## Problem statement
Turn the items below into a numbered list with one line per entry, skipping any blank lines. Leave the pictures out of your answer.

## Dataset records
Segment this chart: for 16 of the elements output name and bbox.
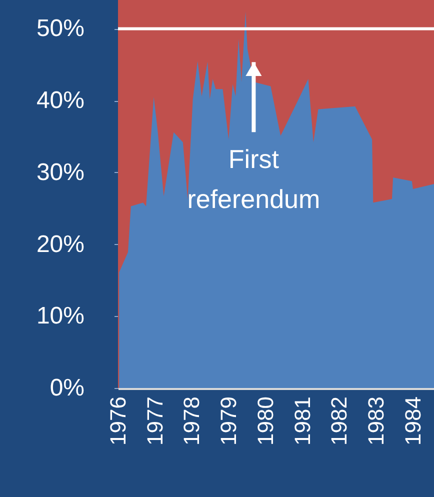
x-tick-label: 1983: [364, 396, 389, 446]
x-tick-label: 1984: [400, 396, 426, 446]
y-tick-label: 20%: [36, 230, 84, 258]
x-tick-label: 1982: [326, 396, 352, 446]
y-tick-label: 30%: [36, 158, 84, 186]
annotation: First referendum: [187, 144, 320, 214]
x-tick-label: 1977: [142, 396, 168, 446]
x-tick-label: 1976: [106, 396, 130, 446]
x-tick-label: 1980: [252, 396, 278, 446]
x-tick-label: 1978: [179, 396, 204, 446]
y-tick-label: 10%: [36, 302, 84, 330]
y-tick-label: 40%: [36, 87, 84, 114]
x-tick-label: 1981: [290, 396, 315, 446]
y-tick-label: 50%: [36, 15, 84, 42]
y-tick-label: 0%: [50, 374, 84, 402]
x-tick-label: 1979: [216, 396, 242, 446]
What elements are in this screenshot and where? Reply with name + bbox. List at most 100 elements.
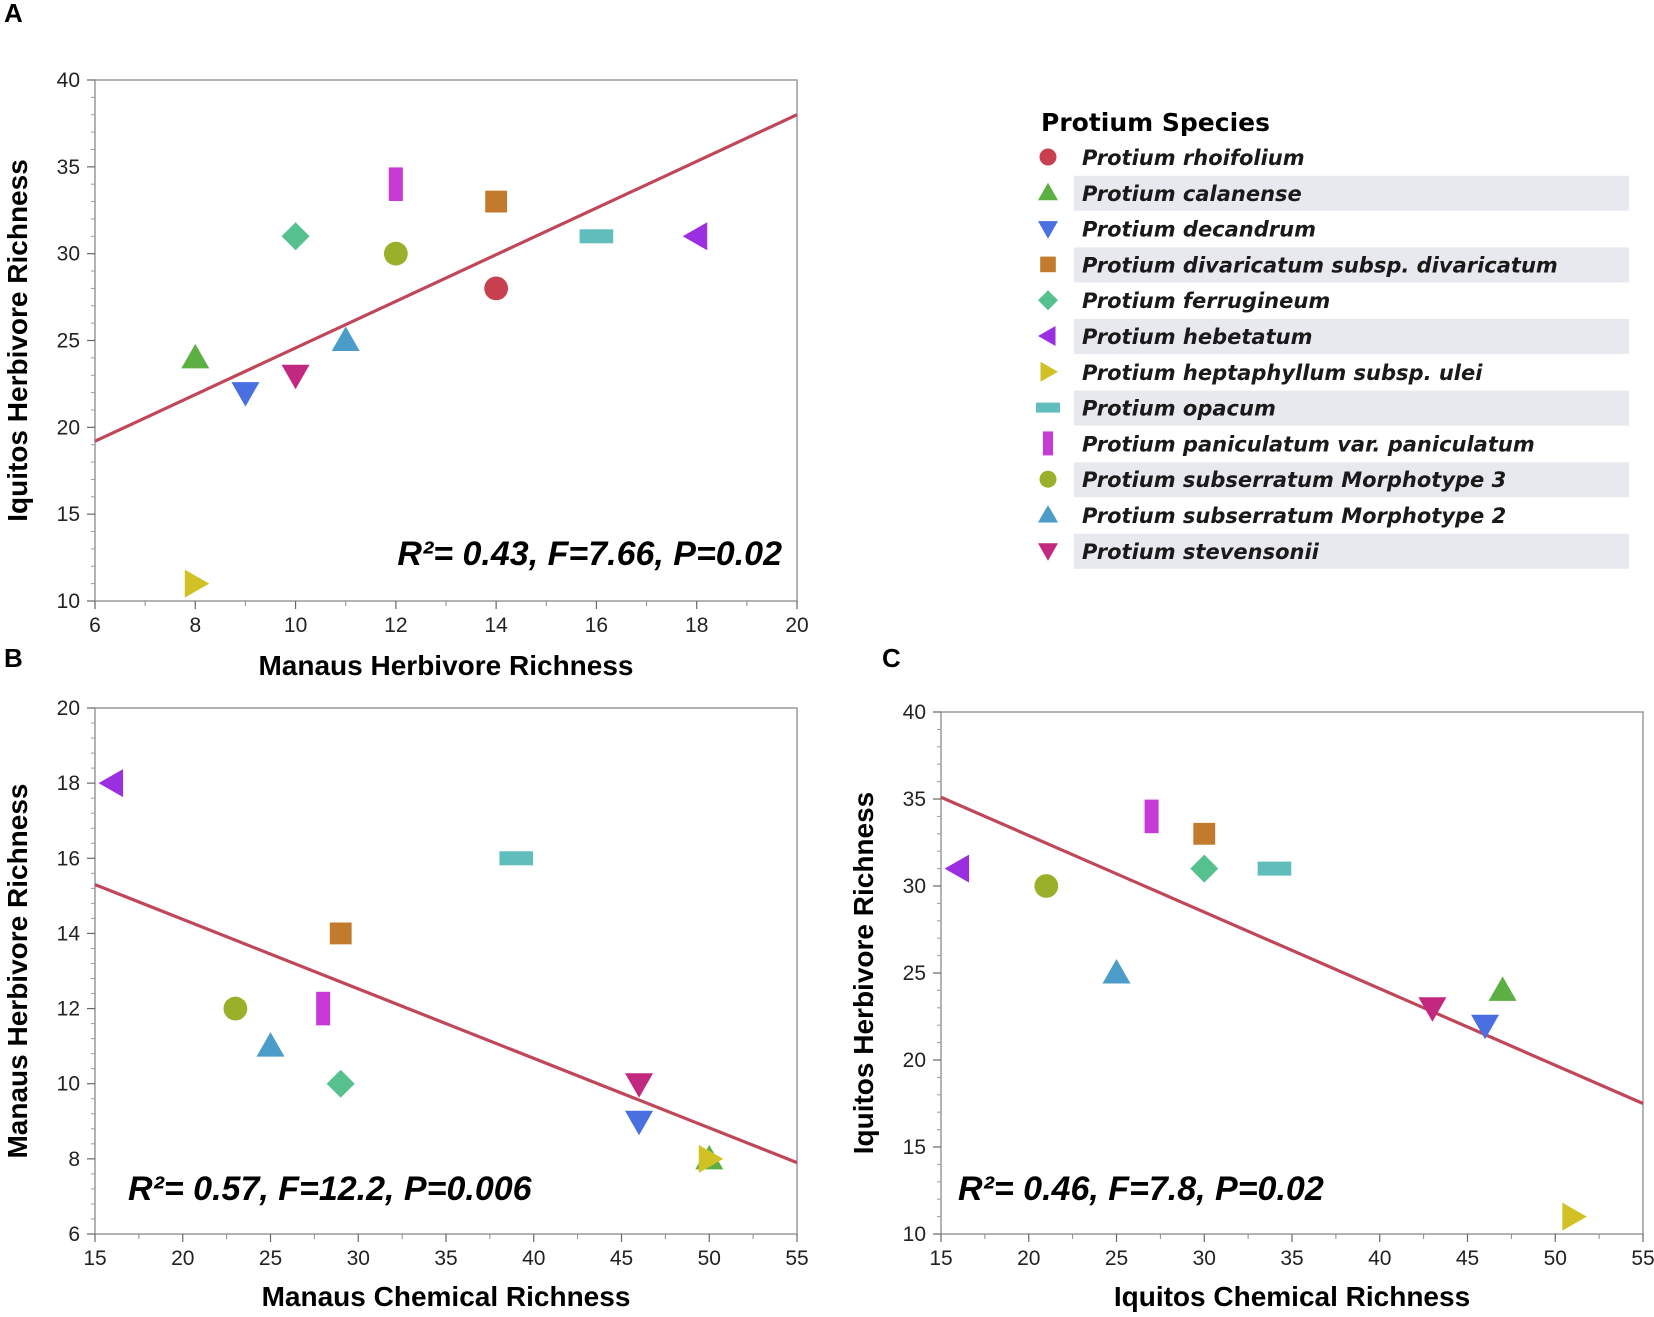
y-tick-label: 20 [57, 416, 80, 439]
y-tick-label: 16 [57, 847, 80, 870]
data-point [1034, 874, 1059, 898]
legend-marker [1038, 326, 1056, 346]
data-point [484, 276, 509, 301]
legend-marker [1038, 505, 1058, 523]
x-tick-label: 15 [929, 1247, 952, 1270]
data-point [256, 1032, 285, 1057]
data-point [316, 991, 331, 1026]
legend-marker [1038, 543, 1058, 561]
y-tick-label: 10 [57, 590, 80, 613]
y-tick-label: 30 [57, 243, 80, 266]
legend-items: Protium rhoifolium Protium calanense Proti… [1036, 146, 1629, 569]
legend-label: Protium ferrugineum [1082, 289, 1330, 313]
x-tick-label: 35 [434, 1247, 457, 1270]
x-tick-label: 6 [89, 614, 101, 637]
legend-label: Protium subserratum Morphotype 2 [1082, 504, 1506, 528]
data-point [181, 343, 210, 369]
x-tick-label: 18 [685, 614, 708, 637]
x-tick-label: 12 [384, 614, 407, 637]
legend-label: Protium paniculatum var. paniculatum [1082, 432, 1535, 456]
legend-label: Protium decandrum [1082, 218, 1316, 242]
y-tick-label: 40 [57, 69, 80, 92]
legend-item: Protium divaricatum subsp. divaricatum [1040, 247, 1629, 283]
y-tick-label: 20 [57, 697, 80, 720]
x-tick-label: 45 [1456, 1247, 1479, 1270]
legend-marker [1036, 402, 1060, 413]
y-tick-label: 10 [57, 1073, 80, 1096]
y-tick-label: 18 [57, 772, 80, 795]
legend-item: Protium stevensonii [1038, 533, 1629, 569]
data-point [499, 851, 533, 866]
x-axis-label: Iquitos Chemical Richness [1114, 1281, 1470, 1312]
plot-frame [94, 707, 798, 1235]
legend-item: Protium subserratum Morphotype 3 [1039, 462, 1629, 498]
legend-item: Protium paniculatum var. paniculatum [1043, 431, 1535, 456]
y-axis-label: Manaus Herbivore Richness [2, 783, 33, 1158]
data-point [98, 769, 124, 798]
legend-label: Protium calanense [1082, 182, 1302, 206]
panel-label: C [882, 643, 901, 673]
regression-line [94, 883, 798, 1165]
x-tick-label: 40 [1368, 1247, 1391, 1270]
stat-annotation: R²= 0.46, F=7.8, P=0.02 [958, 1170, 1324, 1208]
legend-row-shade [1074, 319, 1629, 354]
y-tick-label: 20 [903, 1049, 926, 1072]
y-tick-label: 6 [68, 1223, 80, 1246]
legend-marker [1038, 290, 1058, 311]
legend-item: Protium heptaphyllum subsp. ulei [1040, 361, 1483, 385]
data-point [326, 1069, 355, 1098]
x-tick-label: 30 [1193, 1247, 1216, 1270]
x-tick-label: 25 [259, 1247, 282, 1270]
x-tick-label: 25 [1105, 1247, 1128, 1270]
x-axis-label: Manaus Chemical Richness [262, 1281, 631, 1312]
legend-marker [1040, 361, 1058, 382]
data-point [1190, 854, 1219, 883]
stat-annotation: R²= 0.57, F=12.2, P=0.006 [128, 1170, 533, 1208]
y-tick-label: 14 [57, 922, 81, 945]
legend-item: Protium opacum [1036, 390, 1629, 426]
data-point [579, 229, 614, 244]
legend-row-shade [1074, 175, 1629, 211]
x-tick-label: 55 [785, 1247, 808, 1270]
y-tick-label: 12 [57, 998, 80, 1021]
plot-frame [940, 711, 1644, 1235]
data-point [682, 222, 708, 251]
legend-row-shade [1074, 247, 1629, 283]
data-point [625, 1073, 654, 1098]
y-tick-label: 25 [57, 330, 80, 353]
x-tick-label: 15 [83, 1247, 106, 1270]
legend-label: Protium stevensonii [1082, 540, 1320, 564]
data-point [1193, 822, 1216, 845]
legend-label: Protium divaricatum subsp. divaricatum [1082, 253, 1558, 277]
legend-item: Protium ferrugineum [1038, 289, 1330, 313]
legend-row-shade [1074, 533, 1629, 569]
y-tick-label: 10 [903, 1223, 926, 1246]
legend-label: Protium opacum [1082, 397, 1276, 421]
legend-row-shade [1074, 390, 1629, 426]
legend-label: Protium heptaphyllum subsp. ulei [1082, 361, 1483, 385]
legend-label: Protium hebetatum [1082, 325, 1312, 349]
data-point [231, 382, 260, 407]
data-point [485, 190, 508, 213]
regression-line [940, 795, 1644, 1105]
data-point [1488, 976, 1517, 1001]
legend-label: Protium subserratum Morphotype 3 [1082, 468, 1506, 492]
x-tick-label: 16 [585, 614, 608, 637]
x-tick-label: 20 [785, 614, 808, 637]
data-point [383, 241, 408, 266]
data-point [329, 922, 352, 945]
x-tick-label: 30 [347, 1247, 370, 1270]
y-axis-label: Iquitos Herbivore Richness [2, 159, 33, 522]
y-tick-label: 8 [68, 1148, 80, 1171]
legend-item: Protium calanense [1038, 175, 1629, 211]
plot-frame [94, 79, 798, 602]
x-tick-label: 40 [522, 1247, 545, 1270]
panel-b: B 15 20 25 30 35 40 45 50 55 6 8 10 12 14 16 18 20 Manaus … [2, 643, 809, 1312]
y-tick-label: 40 [903, 701, 926, 724]
panel-label: B [4, 643, 23, 673]
legend-row-shade [1074, 462, 1629, 498]
x-tick-label: 20 [171, 1247, 194, 1270]
legend-item: Protium hebetatum [1038, 319, 1629, 354]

## Solution to this exercise
1. Segment this chart: for 16 of the elements output name and bbox.
2. x-tick-label: 1983: [364, 396, 389, 446]
3. x-tick-label: 1984: [400, 396, 426, 446]
4. y-tick-label: 20%: [36, 230, 84, 258]
5. x-tick-label: 1982: [326, 396, 352, 446]
6. y-tick-label: 30%: [36, 158, 84, 186]
7. annotation: First referendum: [187, 144, 320, 214]
8. x-tick-label: 1977: [142, 396, 168, 446]
9. x-tick-label: 1976: [106, 396, 130, 446]
10. x-tick-label: 1980: [252, 396, 278, 446]
11. x-tick-label: 1978: [179, 396, 204, 446]
12. y-tick-label: 10%: [36, 302, 84, 330]
13. y-tick-label: 40%: [36, 87, 84, 114]
14. x-tick-label: 1981: [290, 396, 315, 446]
15. y-tick-label: 50%: [36, 15, 84, 42]
16. y-tick-label: 0%: [50, 374, 84, 402]
17. x-tick-label: 1979: [216, 396, 242, 446]
18. What elements are in this screenshot and where? Reply with name + bbox. List at most 100 elements.
19. y-tick-label: 20 [57, 416, 80, 439]
20. y-tick-label: 16 [57, 847, 80, 870]
21. data-point [1034, 874, 1059, 898]
22. legend-marker [1038, 326, 1056, 346]
23. data-point [484, 276, 509, 301]
24. legend-marker [1038, 505, 1058, 523]
25. x-tick-label: 15 [929, 1247, 952, 1270]
26. data-point [256, 1032, 285, 1057]
27. data-point [316, 991, 331, 1026]
28. legend-marker [1038, 543, 1058, 561]
29. y-tick-label: 10 [57, 590, 80, 613]
30. y-tick-label: 30 [57, 243, 80, 266]
31. legend-items: Protium rhoifolium Protium calanense Proti… [1036, 146, 1629, 569]
32. legend-label: Protium ferrugineum [1082, 289, 1330, 313]
33. x-tick-label: 35 [434, 1247, 457, 1270]
34. x-tick-label: 6 [89, 614, 101, 637]
35. legend-label: Protium subserratum Morphotype 2 [1082, 504, 1506, 528]
36. data-point [181, 343, 210, 369]
37. x-tick-label: 18 [685, 614, 708, 637]
38. x-tick-label: 12 [384, 614, 407, 637]
39. legend-label: Protium paniculatum var. paniculatum [1082, 432, 1535, 456]
40. legend-label: Protium decandrum [1082, 218, 1316, 242]
41. y-tick-label: 40 [57, 69, 80, 92]
42. legend-item: Protium divaricatum subsp. divaricatum [1040, 247, 1629, 283]
43. y-tick-label: 20 [57, 697, 80, 720]
44. x-tick-label: 45 [1456, 1247, 1479, 1270]
45. legend-marker [1036, 402, 1060, 413]
46. y-tick-label: 10 [57, 1073, 80, 1096]
47. y-tick-label: 18 [57, 772, 80, 795]
48. legend-item: Protium stevensonii [1038, 533, 1629, 569]
49. data-point [499, 851, 533, 866]
50. x-axis-label: Iquitos Chemical Richness [1114, 1281, 1470, 1312]
51. plot-frame [94, 707, 798, 1235]
52. legend-item: Protium subserratum Morphotype 3 [1039, 462, 1629, 498]
53. legend-item: Protium paniculatum var. paniculatum [1043, 431, 1535, 456]
54. y-axis-label: Manaus Herbivore Richness [2, 783, 33, 1158]
55. data-point [98, 769, 124, 798]
56. legend-label: Protium calanense [1082, 182, 1302, 206]
57. panel-label: C [882, 643, 901, 673]
58. regression-line [94, 883, 798, 1165]
59. x-tick-label: 40 [1368, 1247, 1391, 1270]
60. stat-annotation: R²= 0.46, F=7.8, P=0.02 [958, 1170, 1324, 1208]
61. legend-row-shade [1074, 319, 1629, 354]
62. y-tick-label: 20 [903, 1049, 926, 1072]
63. y-tick-label: 6 [68, 1223, 80, 1246]
64. legend-marker [1038, 290, 1058, 311]
65. legend-item: Protium heptaphyllum subsp. ulei [1040, 361, 1483, 385]
66. data-point [326, 1069, 355, 1098]
67. x-tick-label: 30 [1193, 1247, 1216, 1270]
68. x-tick-label: 25 [259, 1247, 282, 1270]
69. x-tick-label: 25 [1105, 1247, 1128, 1270]
70. x-axis-label: Manaus Chemical Richness [262, 1281, 631, 1312]
71. legend-marker [1040, 361, 1058, 382]
72. data-point [1190, 854, 1219, 883]
73. stat-annotation: R²= 0.57, F=12.2, P=0.006 [128, 1170, 533, 1208]
74. y-tick-label: 14 [57, 922, 81, 945]
75. legend-item: Protium opacum [1036, 390, 1629, 426]
76. data-point [579, 229, 614, 244]
77. legend-row-shade [1074, 175, 1629, 211]
78. x-tick-label: 55 [785, 1247, 808, 1270]
79. y-tick-label: 12 [57, 998, 80, 1021]
80. plot-frame [940, 711, 1644, 1235]
81. data-point [682, 222, 708, 251]
82. legend-row-shade [1074, 247, 1629, 283]
83. data-point [625, 1073, 654, 1098]
84. y-tick-label: 25 [57, 330, 80, 353]
85. x-tick-label: 15 [83, 1247, 106, 1270]
86. legend-label: Protium stevensonii [1082, 540, 1320, 564]
87. data-point [1193, 822, 1216, 845]
88. legend-label: Protium divaricatum subsp. divaricatum [1082, 253, 1558, 277]
89. legend-item: Protium ferrugineum [1038, 289, 1330, 313]
90. legend-row-shade [1074, 533, 1629, 569]
91. y-tick-label: 10 [903, 1223, 926, 1246]
92. legend-label: Protium opacum [1082, 397, 1276, 421]
93. legend-row-shade [1074, 390, 1629, 426]
94. legend-label: Protium heptaphyllum subsp. ulei [1082, 361, 1483, 385]
95. legend-label: Protium hebetatum [1082, 325, 1312, 349]
96. data-point [231, 382, 260, 407]
97. data-point [485, 190, 508, 213]
98. regression-line [940, 795, 1644, 1105]
99. data-point [1488, 976, 1517, 1001]
100. legend-label: Protium subserratum Morphotype 3 [1082, 468, 1506, 492]
101. x-tick-label: 16 [585, 614, 608, 637]
102. x-tick-label: 20 [785, 614, 808, 637]
103. data-point [383, 241, 408, 266]
104. data-point [329, 922, 352, 945]
105. x-tick-label: 30 [347, 1247, 370, 1270]
106. y-axis-label: Iquitos Herbivore Richness [2, 159, 33, 522]
107. y-tick-label: 8 [68, 1148, 80, 1171]
108. legend-item: Protium calanense [1038, 175, 1629, 211]
109. plot-frame [94, 79, 798, 602]
110. x-tick-label: 40 [522, 1247, 545, 1270]
111. panel-b: B 15 20 25 30 35 40 45 50 55 6 8 10 12 14 16 18 20 Manaus … [2, 643, 809, 1312]
112. y-tick-label: 40 [903, 701, 926, 724]
113. panel-label: B [4, 643, 23, 673]
114. legend-row-shade [1074, 462, 1629, 498]
115. x-tick-label: 20 [171, 1247, 194, 1270]
116. legend-item: Protium hebetatum [1038, 319, 1629, 354]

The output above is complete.